━━━━━ Entries shown ━━━━━
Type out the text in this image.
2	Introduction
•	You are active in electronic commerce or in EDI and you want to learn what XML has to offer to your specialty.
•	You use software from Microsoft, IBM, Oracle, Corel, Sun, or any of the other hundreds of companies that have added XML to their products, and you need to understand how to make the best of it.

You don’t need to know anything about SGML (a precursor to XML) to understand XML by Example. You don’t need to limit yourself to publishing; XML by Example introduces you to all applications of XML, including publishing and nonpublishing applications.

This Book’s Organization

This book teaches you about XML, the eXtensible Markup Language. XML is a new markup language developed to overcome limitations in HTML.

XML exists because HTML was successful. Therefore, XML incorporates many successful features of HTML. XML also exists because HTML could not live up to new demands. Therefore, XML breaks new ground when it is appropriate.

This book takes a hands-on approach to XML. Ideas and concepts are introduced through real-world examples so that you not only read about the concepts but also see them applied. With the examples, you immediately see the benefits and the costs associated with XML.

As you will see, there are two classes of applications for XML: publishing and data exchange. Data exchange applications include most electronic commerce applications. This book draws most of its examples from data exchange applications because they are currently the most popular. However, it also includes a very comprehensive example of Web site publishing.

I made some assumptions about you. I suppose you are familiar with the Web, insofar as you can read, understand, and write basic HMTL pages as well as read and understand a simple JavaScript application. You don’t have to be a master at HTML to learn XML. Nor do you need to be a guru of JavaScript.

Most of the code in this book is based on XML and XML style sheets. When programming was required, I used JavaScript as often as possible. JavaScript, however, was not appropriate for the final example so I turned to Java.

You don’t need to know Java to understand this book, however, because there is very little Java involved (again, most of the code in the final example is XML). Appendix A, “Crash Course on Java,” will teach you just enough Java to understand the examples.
━━━━━
**Stated goal**
In the listing, find each line with the string "about" and copy it.

**Worked answer**
You don’t need to know anything about SGML (a precursor to XML) to understand XML by Example. You don’t need to limit yourself to publishing; XML by Example introduces you to all applications of XML, including publishing and nonpublishing applications.
This book teaches you about XML, the eXtensible Markup Language. XML is a new markup language developed to overcome limitations in HTML.
This book takes a hands-on approach to XML. Ideas and concepts are introduced through real-world examples so that you not only read about the concepts but also see them applied. With the examples, you immediately see the benefits and the costs associated with XML.
I made some assumptions about you. I suppose you are familiar with the Web, insofar as you can read, understand, and write basic HMTL pages as well as read and understand a simple JavaScript application. You don’t have to be a master at HTML to learn XML. Nor do you need to be a guru of JavaScript.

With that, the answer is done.